▶ Exercise instructions
Using the listing below, please gather every line containing the word "that".

>> START

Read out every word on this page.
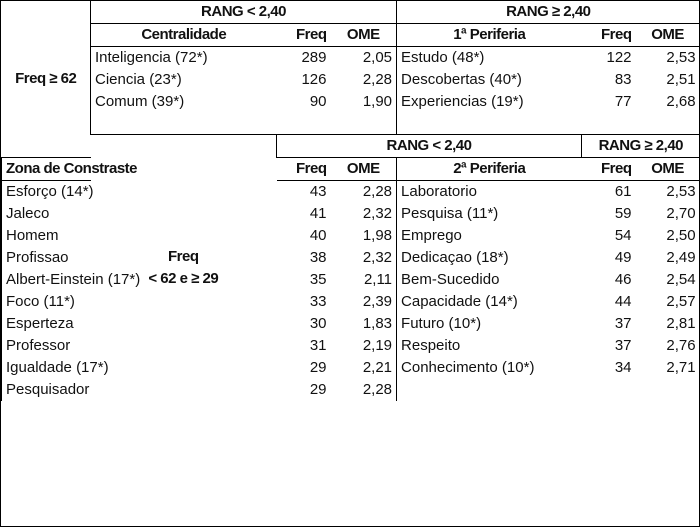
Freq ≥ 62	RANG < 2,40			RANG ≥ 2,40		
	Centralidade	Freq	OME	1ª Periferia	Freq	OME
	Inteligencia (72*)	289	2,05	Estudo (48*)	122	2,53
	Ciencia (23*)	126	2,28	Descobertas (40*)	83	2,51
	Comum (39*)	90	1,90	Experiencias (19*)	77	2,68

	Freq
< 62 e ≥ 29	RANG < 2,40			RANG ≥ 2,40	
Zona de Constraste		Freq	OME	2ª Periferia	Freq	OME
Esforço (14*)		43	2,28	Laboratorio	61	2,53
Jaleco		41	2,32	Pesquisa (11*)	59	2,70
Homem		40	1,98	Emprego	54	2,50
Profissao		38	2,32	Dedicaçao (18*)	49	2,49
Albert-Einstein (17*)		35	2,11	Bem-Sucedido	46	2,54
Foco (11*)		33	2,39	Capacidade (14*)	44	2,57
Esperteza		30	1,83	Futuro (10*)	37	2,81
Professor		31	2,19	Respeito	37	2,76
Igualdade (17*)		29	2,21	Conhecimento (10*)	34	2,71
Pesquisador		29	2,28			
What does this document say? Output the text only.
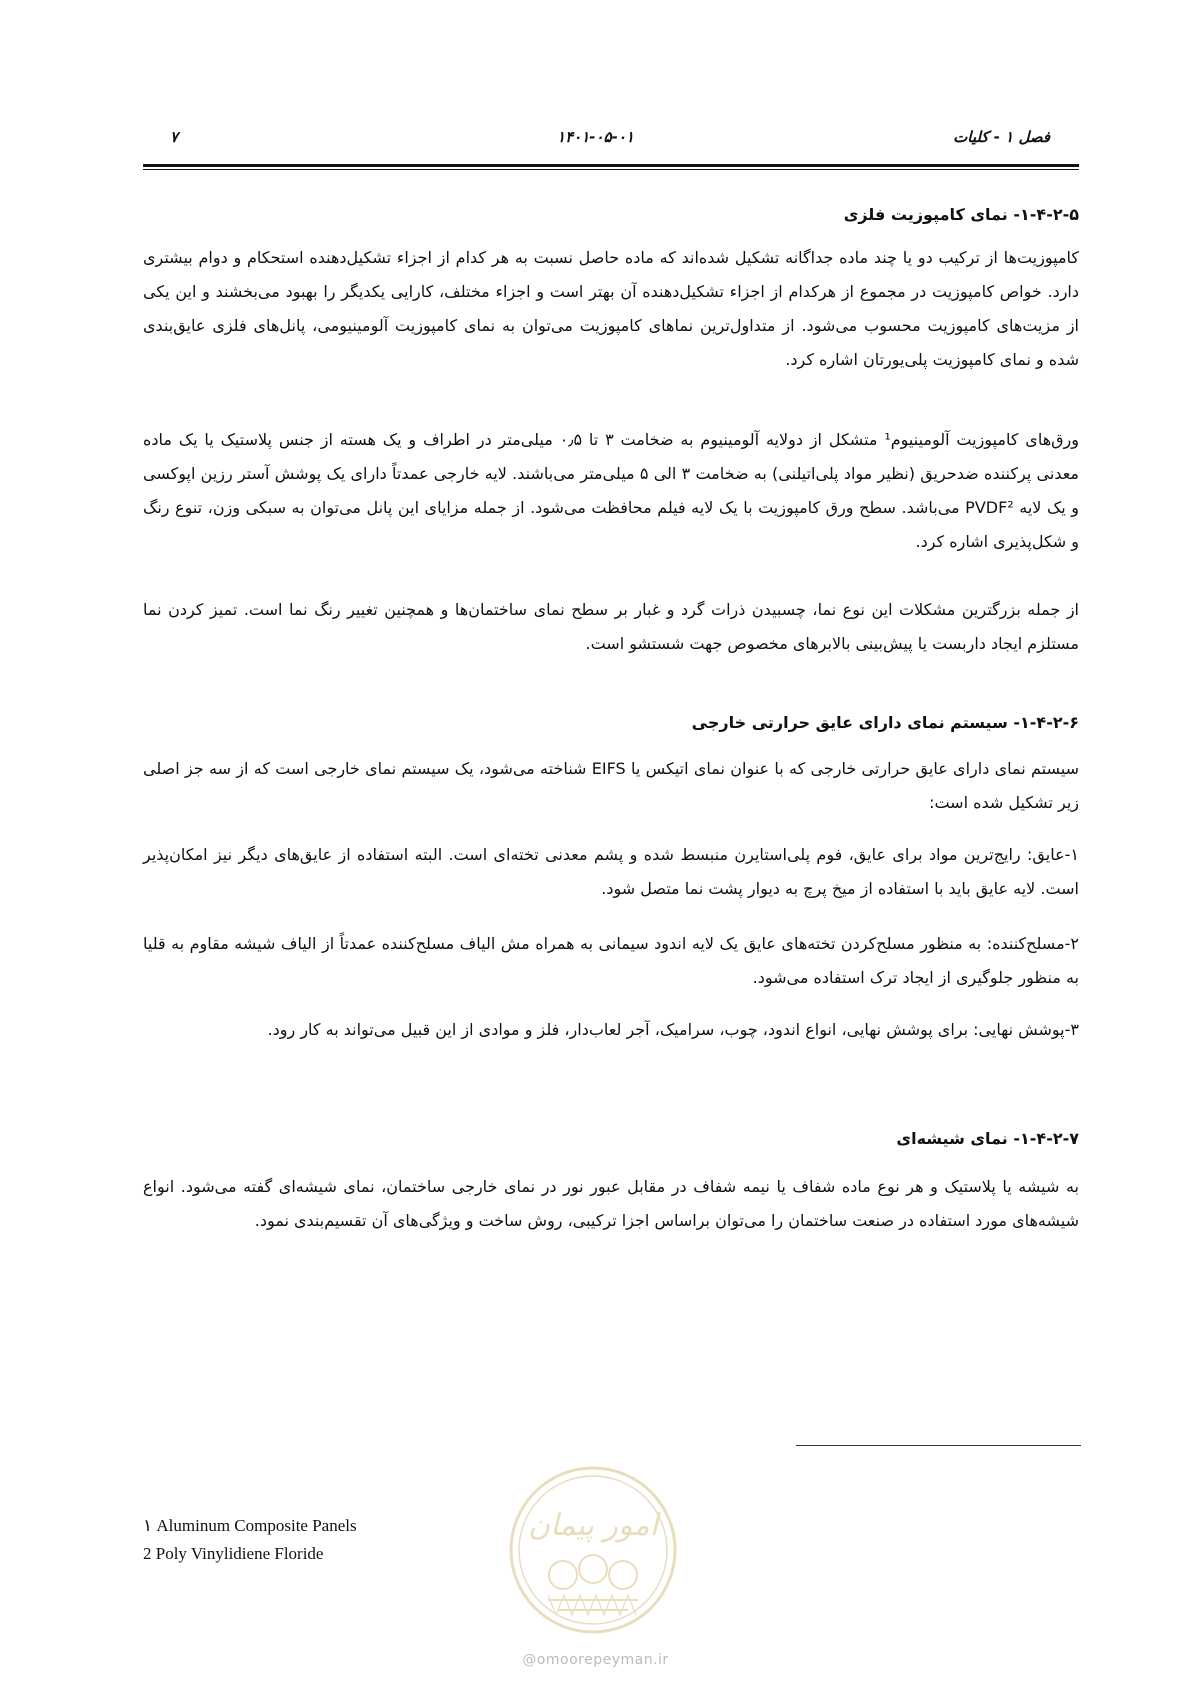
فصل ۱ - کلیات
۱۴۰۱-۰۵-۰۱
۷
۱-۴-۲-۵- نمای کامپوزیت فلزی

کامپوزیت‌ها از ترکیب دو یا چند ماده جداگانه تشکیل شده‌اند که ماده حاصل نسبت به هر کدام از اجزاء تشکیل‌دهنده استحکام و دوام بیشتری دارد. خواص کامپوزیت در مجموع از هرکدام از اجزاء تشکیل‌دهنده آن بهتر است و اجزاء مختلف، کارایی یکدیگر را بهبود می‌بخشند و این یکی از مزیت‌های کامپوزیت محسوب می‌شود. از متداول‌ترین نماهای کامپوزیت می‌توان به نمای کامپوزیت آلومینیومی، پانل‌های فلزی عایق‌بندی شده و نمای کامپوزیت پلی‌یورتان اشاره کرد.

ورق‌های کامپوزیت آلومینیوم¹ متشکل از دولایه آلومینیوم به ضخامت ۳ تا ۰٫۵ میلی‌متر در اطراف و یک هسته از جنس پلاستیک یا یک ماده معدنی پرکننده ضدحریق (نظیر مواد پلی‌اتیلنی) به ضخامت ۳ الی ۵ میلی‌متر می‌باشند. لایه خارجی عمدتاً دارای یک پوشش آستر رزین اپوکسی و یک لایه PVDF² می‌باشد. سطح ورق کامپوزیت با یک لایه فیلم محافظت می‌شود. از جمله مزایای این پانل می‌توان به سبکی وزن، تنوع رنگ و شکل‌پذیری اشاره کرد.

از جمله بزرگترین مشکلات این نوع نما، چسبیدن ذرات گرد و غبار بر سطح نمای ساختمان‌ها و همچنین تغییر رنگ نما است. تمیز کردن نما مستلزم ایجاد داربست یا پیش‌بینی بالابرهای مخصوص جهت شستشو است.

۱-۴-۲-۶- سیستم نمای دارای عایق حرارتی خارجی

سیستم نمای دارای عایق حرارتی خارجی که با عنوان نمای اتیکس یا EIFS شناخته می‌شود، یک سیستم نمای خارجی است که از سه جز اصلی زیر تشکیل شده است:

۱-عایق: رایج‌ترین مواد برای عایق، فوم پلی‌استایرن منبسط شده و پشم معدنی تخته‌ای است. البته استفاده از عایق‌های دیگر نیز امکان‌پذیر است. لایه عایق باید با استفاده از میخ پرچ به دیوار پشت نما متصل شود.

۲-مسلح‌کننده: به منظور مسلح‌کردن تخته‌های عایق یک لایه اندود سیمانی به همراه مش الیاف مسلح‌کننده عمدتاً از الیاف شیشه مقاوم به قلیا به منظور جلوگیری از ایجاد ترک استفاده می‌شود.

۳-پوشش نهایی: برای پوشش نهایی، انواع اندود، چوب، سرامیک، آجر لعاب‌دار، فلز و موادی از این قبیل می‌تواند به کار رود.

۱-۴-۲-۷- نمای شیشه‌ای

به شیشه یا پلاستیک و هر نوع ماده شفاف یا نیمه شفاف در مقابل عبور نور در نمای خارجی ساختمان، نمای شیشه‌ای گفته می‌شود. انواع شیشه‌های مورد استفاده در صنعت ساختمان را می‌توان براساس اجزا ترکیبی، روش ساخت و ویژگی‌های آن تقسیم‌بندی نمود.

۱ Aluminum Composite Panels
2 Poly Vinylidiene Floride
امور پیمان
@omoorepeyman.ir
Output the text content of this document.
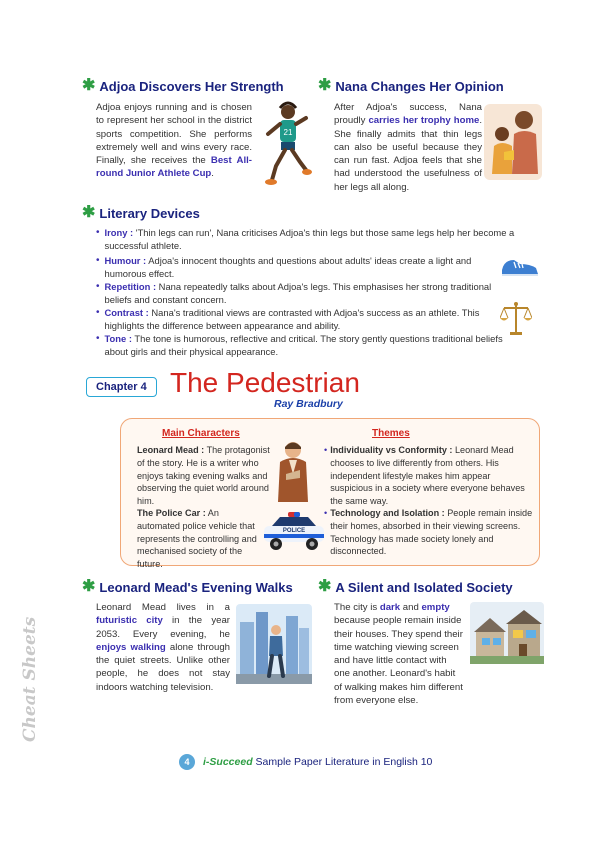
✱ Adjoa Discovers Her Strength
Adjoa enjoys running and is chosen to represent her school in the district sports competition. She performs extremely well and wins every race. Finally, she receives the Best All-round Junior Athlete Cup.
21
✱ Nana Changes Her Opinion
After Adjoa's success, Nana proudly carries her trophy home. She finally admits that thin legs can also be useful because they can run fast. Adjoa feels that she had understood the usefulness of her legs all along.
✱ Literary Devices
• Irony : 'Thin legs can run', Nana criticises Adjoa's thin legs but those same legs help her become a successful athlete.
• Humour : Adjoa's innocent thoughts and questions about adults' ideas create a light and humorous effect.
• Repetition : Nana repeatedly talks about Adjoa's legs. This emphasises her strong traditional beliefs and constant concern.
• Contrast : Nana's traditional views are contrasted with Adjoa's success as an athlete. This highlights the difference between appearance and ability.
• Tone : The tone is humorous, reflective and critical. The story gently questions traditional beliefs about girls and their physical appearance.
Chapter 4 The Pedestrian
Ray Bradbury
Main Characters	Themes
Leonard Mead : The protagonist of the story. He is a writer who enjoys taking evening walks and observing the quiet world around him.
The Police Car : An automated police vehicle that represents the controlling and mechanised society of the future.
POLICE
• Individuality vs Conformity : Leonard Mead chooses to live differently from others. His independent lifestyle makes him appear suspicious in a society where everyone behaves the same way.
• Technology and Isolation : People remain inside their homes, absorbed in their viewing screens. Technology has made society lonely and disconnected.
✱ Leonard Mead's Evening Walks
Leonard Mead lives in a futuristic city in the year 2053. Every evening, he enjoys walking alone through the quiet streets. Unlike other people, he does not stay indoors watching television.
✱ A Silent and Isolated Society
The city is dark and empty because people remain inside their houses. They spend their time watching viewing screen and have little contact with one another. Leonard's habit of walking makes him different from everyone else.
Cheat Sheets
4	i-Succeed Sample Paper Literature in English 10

>> END

▶ Solution below
After Adjoa's success, Nana proudly carries her trophy home. She finally admits that thin legs can also be useful because they can run fast. Adjoa feels that she had understood the usefulness of her legs all along.
The Police Car : An automated police vehicle that represents the controlling and mechanised society of the future.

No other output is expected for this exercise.